===== Dataset records =====
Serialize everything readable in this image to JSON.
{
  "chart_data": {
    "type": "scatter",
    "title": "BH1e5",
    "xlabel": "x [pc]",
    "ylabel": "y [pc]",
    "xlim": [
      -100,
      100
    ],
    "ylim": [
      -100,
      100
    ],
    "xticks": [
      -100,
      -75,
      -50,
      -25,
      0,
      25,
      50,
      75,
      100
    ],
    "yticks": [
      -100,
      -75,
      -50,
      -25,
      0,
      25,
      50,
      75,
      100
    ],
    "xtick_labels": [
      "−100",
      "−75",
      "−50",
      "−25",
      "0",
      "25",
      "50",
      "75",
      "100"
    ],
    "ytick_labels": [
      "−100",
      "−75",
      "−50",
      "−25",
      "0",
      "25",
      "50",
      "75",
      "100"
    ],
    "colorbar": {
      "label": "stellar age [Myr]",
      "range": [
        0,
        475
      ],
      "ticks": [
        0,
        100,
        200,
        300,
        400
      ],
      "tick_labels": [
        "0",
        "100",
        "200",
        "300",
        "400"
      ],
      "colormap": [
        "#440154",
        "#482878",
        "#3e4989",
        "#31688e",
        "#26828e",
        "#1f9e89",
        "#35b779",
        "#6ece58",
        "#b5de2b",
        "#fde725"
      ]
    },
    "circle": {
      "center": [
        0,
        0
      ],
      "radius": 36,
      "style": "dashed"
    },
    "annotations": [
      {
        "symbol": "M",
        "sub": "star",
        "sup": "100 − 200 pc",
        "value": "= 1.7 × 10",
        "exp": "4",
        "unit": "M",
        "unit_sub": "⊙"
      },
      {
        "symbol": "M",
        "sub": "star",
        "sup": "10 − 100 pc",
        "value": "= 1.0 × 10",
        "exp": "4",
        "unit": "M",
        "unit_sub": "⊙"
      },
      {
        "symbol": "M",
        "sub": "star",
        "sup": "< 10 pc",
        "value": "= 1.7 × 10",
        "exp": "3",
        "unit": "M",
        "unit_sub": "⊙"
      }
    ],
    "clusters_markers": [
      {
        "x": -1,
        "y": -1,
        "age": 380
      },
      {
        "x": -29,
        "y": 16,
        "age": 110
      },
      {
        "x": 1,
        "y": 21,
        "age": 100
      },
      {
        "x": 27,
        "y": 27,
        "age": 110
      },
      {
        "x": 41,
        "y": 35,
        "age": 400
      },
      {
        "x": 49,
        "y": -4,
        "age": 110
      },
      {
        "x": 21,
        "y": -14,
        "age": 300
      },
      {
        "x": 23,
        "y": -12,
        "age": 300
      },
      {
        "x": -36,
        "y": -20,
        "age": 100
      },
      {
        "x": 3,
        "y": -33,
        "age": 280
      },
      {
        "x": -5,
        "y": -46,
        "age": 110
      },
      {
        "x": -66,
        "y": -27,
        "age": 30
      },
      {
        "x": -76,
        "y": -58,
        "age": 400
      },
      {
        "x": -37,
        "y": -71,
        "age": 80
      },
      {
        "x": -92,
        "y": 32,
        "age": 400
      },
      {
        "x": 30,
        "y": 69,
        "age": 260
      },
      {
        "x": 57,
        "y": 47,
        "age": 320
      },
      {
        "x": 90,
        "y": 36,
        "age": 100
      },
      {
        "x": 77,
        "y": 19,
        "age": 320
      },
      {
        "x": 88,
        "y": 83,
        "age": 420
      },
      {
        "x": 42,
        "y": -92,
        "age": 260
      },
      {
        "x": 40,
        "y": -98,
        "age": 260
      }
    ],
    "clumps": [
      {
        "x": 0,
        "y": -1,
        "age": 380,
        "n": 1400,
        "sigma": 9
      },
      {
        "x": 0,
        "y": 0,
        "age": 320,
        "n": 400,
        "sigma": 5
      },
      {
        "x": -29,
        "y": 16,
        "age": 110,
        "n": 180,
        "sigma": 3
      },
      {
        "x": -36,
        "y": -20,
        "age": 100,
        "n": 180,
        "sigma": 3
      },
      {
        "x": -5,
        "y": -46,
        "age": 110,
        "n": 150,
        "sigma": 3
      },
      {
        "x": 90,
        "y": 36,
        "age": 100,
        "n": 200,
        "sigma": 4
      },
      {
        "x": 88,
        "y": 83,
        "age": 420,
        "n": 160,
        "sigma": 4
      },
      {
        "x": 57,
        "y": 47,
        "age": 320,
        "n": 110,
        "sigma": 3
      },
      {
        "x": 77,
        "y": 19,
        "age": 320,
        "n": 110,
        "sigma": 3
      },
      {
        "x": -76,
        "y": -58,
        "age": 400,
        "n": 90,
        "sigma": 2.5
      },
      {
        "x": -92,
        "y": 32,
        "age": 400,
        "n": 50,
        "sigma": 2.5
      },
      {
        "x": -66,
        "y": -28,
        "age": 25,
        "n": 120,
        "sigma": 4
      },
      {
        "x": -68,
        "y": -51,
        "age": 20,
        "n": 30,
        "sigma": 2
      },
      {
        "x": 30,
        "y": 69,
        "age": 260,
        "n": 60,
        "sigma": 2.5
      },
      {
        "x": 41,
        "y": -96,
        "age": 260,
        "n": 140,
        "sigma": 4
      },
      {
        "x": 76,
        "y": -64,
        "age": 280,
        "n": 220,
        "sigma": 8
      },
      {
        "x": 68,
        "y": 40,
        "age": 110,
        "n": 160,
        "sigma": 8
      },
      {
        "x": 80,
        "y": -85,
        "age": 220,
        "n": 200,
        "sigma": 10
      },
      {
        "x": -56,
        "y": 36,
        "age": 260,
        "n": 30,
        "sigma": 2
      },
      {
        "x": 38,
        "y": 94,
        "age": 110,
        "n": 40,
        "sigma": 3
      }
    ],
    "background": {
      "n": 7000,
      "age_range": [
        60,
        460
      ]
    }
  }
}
=====
What you have to do: Extract every line above exactly as it stands.

The completed task:
Serialize everything readable in this image to JSON.
{
  "chart_data": {
    "type": "scatter",
    "title": "BH1e5",
    "xlabel": "x [pc]",
    "ylabel": "y [pc]",
    "xlim": [
      -100,
      100
    ],
    "ylim": [
      -100,
      100
    ],
    "xticks": [
      -100,
      -75,
      -50,
      -25,
      0,
      25,
      50,
      75,
      100
    ],
    "yticks": [
      -100,
      -75,
      -50,
      -25,
      0,
      25,
      50,
      75,
      100
    ],
    "xtick_labels": [
      "−100",
      "−75",
      "−50",
      "−25",
      "0",
      "25",
      "50",
      "75",
      "100"
    ],
    "ytick_labels": [
      "−100",
      "−75",
      "−50",
      "−25",
      "0",
      "25",
      "50",
      "75",
      "100"
    ],
    "colorbar": {
      "label": "stellar age [Myr]",
      "range": [
        0,
        475
      ],
      "ticks": [
        0,
        100,
        200,
        300,
        400
      ],
      "tick_labels": [
        "0",
        "100",
        "200",
        "300",
        "400"
      ],
      "colormap": [
        "#440154",
        "#482878",
        "#3e4989",
        "#31688e",
        "#26828e",
        "#1f9e89",
        "#35b779",
        "#6ece58",
        "#b5de2b",
        "#fde725"
      ]
    },
    "circle": {
      "center": [
        0,
        0
      ],
      "radius": 36,
      "style": "dashed"
    },
    "annotations": [
      {
        "symbol": "M",
        "sub": "star",
        "sup": "100 − 200 pc",
        "value": "= 1.7 × 10",
        "exp": "4",
        "unit": "M",
        "unit_sub": "⊙"
      },
      {
        "symbol": "M",
        "sub": "star",
        "sup": "10 − 100 pc",
        "value": "= 1.0 × 10",
        "exp": "4",
        "unit": "M",
        "unit_sub": "⊙"
      },
      {
        "symbol": "M",
        "sub": "star",
        "sup": "< 10 pc",
        "value": "= 1.7 × 10",
        "exp": "3",
        "unit": "M",
        "unit_sub": "⊙"
      }
    ],
    "clusters_markers": [
      {
        "x": -1,
        "y": -1,
        "age": 380
      },
      {
        "x": -29,
        "y": 16,
        "age": 110
      },
      {
        "x": 1,
        "y": 21,
        "age": 100
      },
      {
        "x": 27,
        "y": 27,
        "age": 110
      },
      {
        "x": 41,
        "y": 35,
        "age": 400
      },
      {
        "x": 49,
        "y": -4,
        "age": 110
      },
      {
        "x": 21,
        "y": -14,
        "age": 300
      },
      {
        "x": 23,
        "y": -12,
        "age": 300
      },
      {
        "x": -36,
        "y": -20,
        "age": 100
      },
      {
        "x": 3,
        "y": -33,
        "age": 280
      },
      {
        "x": -5,
        "y": -46,
        "age": 110
      },
      {
        "x": -66,
        "y": -27,
        "age": 30
      },
      {
        "x": -76,
        "y": -58,
        "age": 400
      },
      {
        "x": -37,
        "y": -71,
        "age": 80
      },
      {
        "x": -92,
        "y": 32,
        "age": 400
      },
      {
        "x": 30,
        "y": 69,
        "age": 260
      },
      {
        "x": 57,
        "y": 47,
        "age": 320
      },
      {
        "x": 90,
        "y": 36,
        "age": 100
      },
      {
        "x": 77,
        "y": 19,
        "age": 320
      },
      {
        "x": 88,
        "y": 83,
        "age": 420
      },
      {
        "x": 42,
        "y": -92,
        "age": 260
      },
      {
        "x": 40,
        "y": -98,
        "age": 260
      }
    ],
    "clumps": [
      {
        "x": 0,
        "y": -1,
        "age": 380,
        "n": 1400,
        "sigma": 9
      },
      {
        "x": 0,
        "y": 0,
        "age": 320,
        "n": 400,
        "sigma": 5
      },
      {
        "x": -29,
        "y": 16,
        "age": 110,
        "n": 180,
        "sigma": 3
      },
      {
        "x": -36,
        "y": -20,
        "age": 100,
        "n": 180,
        "sigma": 3
      },
      {
        "x": -5,
        "y": -46,
        "age": 110,
        "n": 150,
        "sigma": 3
      },
      {
        "x": 90,
        "y": 36,
        "age": 100,
        "n": 200,
        "sigma": 4
      },
      {
        "x": 88,
        "y": 83,
        "age": 420,
        "n": 160,
        "sigma": 4
      },
      {
        "x": 57,
        "y": 47,
        "age": 320,
        "n": 110,
        "sigma": 3
      },
      {
        "x": 77,
        "y": 19,
        "age": 320,
        "n": 110,
        "sigma": 3
      },
      {
        "x": -76,
        "y": -58,
        "age": 400,
        "n": 90,
        "sigma": 2.5
      },
      {
        "x": -92,
        "y": 32,
        "age": 400,
        "n": 50,
        "sigma": 2.5
      },
      {
        "x": -66,
        "y": -28,
        "age": 25,
        "n": 120,
        "sigma": 4
      },
      {
        "x": -68,
        "y": -51,
        "age": 20,
        "n": 30,
        "sigma": 2
      },
      {
        "x": 30,
        "y": 69,
        "age": 260,
        "n": 60,
        "sigma": 2.5
      },
      {
        "x": 41,
        "y": -96,
        "age": 260,
        "n": 140,
        "sigma": 4
      },
      {
        "x": 76,
        "y": -64,
        "age": 280,
        "n": 220,
        "sigma": 8
      },
      {
        "x": 68,
        "y": 40,
        "age": 110,
        "n": 160,
        "sigma": 8
      },
      {
        "x": 80,
        "y": -85,
        "age": 220,
        "n": 200,
        "sigma": 10
      },
      {
        "x": -56,
        "y": 36,
        "age": 260,
        "n": 30,
        "sigma": 2
      },
      {
        "x": 38,
        "y": 94,
        "age": 110,
        "n": 40,
        "sigma": 3
      }
    ],
    "background": {
      "n": 7000,
      "age_range": [
        60,
        460
      ]
    }
  }
}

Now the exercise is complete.